**Task**
Extract the lines that hold the string "occurrence".

**Data to process**

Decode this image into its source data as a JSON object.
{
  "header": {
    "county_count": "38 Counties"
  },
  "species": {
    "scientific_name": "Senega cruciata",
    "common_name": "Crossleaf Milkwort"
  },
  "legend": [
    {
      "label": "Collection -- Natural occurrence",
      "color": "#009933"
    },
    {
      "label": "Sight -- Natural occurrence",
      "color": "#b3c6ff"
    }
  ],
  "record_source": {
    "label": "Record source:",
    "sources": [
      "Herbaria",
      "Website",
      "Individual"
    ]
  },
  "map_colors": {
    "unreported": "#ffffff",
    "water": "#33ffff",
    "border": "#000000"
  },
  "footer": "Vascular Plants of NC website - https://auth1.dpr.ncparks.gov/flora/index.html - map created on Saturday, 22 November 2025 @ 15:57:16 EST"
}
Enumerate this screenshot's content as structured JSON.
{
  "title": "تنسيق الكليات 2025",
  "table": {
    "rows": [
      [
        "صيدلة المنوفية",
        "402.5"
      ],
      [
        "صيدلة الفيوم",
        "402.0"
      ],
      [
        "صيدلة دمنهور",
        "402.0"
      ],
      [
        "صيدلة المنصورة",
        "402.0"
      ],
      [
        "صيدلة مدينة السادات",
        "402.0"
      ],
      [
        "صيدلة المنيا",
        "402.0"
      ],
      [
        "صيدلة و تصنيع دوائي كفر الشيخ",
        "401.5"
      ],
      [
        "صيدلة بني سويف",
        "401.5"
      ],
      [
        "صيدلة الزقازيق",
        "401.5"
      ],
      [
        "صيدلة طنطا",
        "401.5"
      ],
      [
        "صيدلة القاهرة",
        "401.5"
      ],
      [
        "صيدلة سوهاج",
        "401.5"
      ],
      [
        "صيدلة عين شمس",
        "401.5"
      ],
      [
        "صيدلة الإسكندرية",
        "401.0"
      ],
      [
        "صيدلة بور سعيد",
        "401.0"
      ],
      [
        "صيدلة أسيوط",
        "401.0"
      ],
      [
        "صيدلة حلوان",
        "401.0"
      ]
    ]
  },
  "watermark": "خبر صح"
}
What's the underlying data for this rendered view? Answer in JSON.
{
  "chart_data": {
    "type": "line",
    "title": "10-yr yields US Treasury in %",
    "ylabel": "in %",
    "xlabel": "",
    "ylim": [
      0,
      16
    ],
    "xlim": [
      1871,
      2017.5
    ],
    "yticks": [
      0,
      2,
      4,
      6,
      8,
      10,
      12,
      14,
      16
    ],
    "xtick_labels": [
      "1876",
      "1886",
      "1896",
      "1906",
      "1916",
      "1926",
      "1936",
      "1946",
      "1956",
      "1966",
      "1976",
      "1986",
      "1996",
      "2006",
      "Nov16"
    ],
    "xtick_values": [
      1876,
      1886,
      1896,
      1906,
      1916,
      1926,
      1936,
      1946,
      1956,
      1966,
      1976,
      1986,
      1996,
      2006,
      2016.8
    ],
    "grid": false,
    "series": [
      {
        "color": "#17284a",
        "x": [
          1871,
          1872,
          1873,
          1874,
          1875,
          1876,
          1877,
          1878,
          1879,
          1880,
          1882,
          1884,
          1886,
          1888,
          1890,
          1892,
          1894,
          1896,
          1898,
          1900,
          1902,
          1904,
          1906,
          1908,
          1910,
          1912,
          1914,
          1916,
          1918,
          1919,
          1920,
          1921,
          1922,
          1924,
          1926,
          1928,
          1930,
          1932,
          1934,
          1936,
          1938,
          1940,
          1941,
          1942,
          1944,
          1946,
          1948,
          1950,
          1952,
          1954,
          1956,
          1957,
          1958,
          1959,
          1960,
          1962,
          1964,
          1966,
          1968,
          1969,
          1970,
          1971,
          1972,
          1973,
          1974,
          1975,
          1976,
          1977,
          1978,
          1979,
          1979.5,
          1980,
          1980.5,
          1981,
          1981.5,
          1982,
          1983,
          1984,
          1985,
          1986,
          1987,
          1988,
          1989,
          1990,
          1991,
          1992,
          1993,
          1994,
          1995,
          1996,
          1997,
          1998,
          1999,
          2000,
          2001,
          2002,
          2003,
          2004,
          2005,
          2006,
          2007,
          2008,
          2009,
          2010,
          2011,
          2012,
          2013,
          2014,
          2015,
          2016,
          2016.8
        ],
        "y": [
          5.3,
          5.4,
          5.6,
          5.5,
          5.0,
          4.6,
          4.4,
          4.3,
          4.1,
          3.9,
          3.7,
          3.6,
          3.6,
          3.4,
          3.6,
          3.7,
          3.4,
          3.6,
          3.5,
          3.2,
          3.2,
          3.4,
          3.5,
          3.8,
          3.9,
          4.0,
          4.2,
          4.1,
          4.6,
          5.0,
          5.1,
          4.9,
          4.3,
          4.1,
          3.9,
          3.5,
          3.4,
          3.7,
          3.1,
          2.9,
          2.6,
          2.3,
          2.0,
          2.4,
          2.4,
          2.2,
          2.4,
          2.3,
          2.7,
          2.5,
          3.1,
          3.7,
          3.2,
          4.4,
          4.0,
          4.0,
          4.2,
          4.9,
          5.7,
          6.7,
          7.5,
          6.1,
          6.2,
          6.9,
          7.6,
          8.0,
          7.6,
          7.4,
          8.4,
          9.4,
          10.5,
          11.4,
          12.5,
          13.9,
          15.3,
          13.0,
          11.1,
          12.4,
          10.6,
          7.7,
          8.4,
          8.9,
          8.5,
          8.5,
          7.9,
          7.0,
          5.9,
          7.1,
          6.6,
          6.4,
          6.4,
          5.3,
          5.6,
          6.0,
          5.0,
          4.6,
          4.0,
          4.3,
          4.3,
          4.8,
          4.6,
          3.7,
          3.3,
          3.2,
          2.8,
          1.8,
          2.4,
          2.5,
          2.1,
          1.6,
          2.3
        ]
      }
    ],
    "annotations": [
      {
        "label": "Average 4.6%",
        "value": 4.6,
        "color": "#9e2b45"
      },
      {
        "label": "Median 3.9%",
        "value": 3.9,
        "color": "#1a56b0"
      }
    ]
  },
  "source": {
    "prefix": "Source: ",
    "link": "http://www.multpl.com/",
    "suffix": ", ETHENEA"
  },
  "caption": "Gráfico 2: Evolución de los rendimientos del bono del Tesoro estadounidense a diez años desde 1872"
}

**Written response**
      "label": "Collection -- Natural occurrence",
      "label": "Sight -- Natural occurrence",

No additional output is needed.